> What you will do
Search the listing below for the string "flag" and copy every line where it occurs.

> Provided data
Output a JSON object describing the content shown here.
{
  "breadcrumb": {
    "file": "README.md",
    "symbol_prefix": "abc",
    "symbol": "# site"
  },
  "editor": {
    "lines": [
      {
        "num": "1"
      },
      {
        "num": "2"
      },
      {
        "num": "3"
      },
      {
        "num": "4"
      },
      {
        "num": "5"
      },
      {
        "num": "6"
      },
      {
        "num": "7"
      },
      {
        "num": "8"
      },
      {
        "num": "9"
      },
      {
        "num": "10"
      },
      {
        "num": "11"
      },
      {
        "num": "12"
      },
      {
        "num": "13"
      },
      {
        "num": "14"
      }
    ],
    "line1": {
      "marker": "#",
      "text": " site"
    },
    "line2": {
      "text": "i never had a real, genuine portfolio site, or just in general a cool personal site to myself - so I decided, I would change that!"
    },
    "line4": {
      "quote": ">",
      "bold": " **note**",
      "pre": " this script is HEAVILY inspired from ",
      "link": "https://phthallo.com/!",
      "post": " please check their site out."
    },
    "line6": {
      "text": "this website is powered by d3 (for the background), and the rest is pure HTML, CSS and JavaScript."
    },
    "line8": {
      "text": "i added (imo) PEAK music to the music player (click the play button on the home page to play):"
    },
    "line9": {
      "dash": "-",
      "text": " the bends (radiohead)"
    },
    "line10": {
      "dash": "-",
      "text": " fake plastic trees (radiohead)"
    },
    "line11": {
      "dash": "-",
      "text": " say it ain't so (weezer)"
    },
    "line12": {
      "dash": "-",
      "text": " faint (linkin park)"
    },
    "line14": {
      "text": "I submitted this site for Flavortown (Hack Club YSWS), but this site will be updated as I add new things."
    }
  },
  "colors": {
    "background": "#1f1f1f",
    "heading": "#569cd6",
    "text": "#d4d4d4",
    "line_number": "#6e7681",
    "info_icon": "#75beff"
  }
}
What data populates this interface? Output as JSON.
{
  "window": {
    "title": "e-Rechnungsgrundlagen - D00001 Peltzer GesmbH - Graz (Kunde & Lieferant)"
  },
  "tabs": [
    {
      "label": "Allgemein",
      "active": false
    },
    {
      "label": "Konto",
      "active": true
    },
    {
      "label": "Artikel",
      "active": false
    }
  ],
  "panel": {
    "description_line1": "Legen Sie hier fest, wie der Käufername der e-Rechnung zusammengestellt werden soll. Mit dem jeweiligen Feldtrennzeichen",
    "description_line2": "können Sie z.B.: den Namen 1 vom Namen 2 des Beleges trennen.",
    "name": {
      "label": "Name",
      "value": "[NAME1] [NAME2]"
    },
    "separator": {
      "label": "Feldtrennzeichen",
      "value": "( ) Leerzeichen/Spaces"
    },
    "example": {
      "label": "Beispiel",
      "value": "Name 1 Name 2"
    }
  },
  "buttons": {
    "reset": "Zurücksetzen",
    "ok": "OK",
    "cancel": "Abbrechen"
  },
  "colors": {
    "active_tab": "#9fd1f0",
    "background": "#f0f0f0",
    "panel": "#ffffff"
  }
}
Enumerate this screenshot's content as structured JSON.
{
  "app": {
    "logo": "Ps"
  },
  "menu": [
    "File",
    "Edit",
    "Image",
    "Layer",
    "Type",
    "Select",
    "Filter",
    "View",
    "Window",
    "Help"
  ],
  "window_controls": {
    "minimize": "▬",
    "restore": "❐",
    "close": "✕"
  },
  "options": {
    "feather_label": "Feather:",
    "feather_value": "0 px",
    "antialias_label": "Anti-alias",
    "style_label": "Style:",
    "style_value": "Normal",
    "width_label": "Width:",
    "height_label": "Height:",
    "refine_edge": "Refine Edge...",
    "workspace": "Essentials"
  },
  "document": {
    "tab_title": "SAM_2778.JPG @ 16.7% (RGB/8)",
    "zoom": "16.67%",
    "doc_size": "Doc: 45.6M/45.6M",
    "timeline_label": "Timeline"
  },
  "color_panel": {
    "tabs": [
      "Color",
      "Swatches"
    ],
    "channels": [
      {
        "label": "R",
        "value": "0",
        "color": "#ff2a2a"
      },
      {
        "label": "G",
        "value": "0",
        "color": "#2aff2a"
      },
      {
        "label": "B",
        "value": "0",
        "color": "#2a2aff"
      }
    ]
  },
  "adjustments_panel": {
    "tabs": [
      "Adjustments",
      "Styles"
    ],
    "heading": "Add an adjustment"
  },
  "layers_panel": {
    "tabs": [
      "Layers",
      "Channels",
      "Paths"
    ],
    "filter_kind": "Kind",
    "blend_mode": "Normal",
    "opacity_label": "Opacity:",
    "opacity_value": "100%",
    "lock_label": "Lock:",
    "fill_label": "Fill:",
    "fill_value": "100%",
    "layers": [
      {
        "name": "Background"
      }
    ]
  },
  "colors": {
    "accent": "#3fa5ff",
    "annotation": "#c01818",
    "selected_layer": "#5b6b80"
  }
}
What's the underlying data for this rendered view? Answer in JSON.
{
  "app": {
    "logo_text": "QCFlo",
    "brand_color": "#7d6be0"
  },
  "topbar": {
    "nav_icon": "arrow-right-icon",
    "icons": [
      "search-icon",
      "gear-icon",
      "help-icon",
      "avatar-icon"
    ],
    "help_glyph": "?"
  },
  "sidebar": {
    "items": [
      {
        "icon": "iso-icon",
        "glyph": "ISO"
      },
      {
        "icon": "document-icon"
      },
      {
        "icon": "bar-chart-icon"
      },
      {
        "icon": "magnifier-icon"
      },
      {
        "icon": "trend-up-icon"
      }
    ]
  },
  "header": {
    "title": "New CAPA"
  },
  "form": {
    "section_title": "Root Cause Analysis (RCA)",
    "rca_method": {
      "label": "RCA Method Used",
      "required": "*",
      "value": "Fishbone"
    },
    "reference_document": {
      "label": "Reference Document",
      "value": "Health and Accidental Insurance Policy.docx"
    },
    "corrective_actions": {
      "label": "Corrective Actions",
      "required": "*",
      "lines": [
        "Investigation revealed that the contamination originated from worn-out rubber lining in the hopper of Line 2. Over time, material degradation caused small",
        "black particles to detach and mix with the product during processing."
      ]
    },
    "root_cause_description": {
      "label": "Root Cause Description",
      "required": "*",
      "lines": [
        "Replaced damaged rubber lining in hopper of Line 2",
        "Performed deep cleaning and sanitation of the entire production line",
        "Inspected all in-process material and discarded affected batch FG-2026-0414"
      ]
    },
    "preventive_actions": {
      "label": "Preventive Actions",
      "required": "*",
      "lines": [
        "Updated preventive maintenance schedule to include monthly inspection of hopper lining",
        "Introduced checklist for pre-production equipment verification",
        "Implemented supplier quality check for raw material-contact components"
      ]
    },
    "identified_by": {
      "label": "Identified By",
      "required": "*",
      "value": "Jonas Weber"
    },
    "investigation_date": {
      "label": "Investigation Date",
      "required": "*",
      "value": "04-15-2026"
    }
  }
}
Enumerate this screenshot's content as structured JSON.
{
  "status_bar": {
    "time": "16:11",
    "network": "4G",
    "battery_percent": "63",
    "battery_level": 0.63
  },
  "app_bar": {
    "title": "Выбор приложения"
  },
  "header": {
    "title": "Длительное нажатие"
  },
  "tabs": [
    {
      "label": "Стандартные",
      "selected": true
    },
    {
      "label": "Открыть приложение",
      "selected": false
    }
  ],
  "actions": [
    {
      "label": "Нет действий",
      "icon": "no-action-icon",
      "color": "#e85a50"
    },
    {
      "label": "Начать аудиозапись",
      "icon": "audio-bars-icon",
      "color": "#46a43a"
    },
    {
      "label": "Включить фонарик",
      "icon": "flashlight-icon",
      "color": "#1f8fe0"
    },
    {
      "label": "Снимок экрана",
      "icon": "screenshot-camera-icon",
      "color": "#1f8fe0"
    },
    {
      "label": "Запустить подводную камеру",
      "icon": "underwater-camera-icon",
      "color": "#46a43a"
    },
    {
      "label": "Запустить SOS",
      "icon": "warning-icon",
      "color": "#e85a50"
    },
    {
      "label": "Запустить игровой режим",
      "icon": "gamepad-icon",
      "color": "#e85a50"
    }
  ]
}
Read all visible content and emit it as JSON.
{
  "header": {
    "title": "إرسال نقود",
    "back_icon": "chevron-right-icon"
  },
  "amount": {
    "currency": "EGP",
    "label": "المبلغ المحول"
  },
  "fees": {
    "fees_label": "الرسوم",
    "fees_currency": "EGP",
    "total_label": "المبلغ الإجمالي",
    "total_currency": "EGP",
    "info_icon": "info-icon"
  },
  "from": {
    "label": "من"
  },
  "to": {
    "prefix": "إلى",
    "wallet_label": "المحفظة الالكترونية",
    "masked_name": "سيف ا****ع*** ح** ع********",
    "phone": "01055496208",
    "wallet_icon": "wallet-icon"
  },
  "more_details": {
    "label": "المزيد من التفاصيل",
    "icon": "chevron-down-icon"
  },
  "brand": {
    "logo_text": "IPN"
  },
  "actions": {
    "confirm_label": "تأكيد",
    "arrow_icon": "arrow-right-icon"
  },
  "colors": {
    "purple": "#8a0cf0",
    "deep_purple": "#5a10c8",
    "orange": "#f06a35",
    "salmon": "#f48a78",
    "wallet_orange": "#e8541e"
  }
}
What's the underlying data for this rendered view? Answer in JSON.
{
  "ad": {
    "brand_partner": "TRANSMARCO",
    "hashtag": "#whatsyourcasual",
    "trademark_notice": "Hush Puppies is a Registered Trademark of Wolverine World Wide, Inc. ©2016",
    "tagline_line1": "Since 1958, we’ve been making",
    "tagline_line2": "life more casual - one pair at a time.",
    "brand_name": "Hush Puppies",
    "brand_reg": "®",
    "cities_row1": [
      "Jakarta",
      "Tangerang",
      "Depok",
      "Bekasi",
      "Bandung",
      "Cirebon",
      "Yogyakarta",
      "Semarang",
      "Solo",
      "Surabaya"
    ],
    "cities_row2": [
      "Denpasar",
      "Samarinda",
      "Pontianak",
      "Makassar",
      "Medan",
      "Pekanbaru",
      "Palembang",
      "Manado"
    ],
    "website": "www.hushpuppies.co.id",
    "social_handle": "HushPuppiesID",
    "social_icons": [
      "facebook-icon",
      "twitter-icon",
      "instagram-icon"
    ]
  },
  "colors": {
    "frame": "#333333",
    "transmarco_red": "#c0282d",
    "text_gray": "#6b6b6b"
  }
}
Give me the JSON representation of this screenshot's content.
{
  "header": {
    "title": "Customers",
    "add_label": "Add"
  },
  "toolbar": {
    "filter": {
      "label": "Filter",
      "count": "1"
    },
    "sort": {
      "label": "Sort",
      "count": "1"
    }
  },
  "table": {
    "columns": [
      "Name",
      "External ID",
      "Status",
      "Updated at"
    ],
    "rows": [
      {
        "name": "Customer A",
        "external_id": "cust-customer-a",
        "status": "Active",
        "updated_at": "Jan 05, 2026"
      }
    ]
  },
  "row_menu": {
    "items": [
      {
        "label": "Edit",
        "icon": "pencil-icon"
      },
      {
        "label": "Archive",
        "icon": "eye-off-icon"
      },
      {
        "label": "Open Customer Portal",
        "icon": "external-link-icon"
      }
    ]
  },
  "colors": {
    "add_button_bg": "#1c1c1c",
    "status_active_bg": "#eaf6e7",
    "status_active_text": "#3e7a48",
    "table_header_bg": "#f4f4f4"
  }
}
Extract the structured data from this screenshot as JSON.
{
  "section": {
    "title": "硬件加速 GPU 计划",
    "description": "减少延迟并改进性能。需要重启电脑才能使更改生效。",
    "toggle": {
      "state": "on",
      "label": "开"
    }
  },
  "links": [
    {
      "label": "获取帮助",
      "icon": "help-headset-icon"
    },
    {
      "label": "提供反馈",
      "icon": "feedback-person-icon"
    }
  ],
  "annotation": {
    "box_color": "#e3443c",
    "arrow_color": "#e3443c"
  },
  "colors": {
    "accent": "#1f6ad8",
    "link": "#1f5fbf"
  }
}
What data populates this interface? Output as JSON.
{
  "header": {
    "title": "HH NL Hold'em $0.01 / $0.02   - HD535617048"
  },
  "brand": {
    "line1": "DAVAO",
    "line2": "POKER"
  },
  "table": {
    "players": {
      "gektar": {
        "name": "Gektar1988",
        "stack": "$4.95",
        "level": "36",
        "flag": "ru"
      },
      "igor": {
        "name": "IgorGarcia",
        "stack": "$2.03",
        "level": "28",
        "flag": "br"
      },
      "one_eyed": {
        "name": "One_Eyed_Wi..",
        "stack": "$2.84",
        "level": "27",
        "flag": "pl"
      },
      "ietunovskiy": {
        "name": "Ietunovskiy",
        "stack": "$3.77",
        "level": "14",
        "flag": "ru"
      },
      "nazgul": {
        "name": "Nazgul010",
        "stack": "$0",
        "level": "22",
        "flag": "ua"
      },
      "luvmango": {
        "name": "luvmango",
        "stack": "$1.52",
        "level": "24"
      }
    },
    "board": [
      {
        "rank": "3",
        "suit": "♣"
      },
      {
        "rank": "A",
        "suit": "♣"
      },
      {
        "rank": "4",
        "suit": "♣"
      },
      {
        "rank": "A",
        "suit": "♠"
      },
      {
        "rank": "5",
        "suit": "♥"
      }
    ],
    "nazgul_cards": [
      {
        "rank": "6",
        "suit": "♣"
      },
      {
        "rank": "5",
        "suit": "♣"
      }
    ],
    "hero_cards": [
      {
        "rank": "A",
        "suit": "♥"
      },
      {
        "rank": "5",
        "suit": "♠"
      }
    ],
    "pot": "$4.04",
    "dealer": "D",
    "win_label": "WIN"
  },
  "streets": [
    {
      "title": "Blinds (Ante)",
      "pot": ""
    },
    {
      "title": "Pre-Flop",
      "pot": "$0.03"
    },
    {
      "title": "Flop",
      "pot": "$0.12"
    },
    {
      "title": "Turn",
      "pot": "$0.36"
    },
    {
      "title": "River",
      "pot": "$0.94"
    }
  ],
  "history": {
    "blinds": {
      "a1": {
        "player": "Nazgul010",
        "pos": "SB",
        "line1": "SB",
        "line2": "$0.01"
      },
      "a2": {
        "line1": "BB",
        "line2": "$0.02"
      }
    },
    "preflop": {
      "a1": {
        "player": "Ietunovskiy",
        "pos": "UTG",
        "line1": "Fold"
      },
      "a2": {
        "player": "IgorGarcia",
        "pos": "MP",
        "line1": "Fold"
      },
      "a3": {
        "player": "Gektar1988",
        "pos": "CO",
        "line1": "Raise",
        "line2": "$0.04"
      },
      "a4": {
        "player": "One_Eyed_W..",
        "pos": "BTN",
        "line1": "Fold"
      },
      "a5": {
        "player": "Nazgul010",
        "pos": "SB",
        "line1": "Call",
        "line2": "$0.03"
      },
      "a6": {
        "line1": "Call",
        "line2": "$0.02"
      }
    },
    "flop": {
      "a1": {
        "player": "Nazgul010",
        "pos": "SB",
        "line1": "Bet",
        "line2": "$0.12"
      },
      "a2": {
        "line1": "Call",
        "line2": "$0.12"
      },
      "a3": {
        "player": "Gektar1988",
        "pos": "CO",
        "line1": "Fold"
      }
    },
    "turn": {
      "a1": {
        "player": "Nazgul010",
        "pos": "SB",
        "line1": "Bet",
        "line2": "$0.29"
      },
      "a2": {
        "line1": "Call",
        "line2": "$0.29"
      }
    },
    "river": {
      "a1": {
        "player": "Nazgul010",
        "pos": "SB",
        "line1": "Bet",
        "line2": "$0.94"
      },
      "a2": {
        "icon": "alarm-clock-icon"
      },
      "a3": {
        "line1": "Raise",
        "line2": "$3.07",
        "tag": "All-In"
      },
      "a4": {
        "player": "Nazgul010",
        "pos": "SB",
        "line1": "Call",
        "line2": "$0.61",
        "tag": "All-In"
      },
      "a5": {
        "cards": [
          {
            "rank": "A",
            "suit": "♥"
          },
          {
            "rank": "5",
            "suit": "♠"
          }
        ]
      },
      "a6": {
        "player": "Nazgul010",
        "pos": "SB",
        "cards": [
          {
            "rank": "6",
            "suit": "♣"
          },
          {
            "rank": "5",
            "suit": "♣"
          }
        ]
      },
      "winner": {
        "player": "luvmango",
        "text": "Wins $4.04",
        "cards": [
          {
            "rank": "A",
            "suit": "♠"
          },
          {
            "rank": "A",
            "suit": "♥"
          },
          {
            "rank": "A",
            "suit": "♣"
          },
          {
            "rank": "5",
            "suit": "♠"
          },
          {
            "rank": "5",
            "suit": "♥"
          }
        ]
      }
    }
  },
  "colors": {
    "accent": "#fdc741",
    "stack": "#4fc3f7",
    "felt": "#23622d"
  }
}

> Result of this exercise
        "flag": "ru"
        "flag": "br"
        "flag": "pl"
        "flag": "ru"
        "flag": "ua"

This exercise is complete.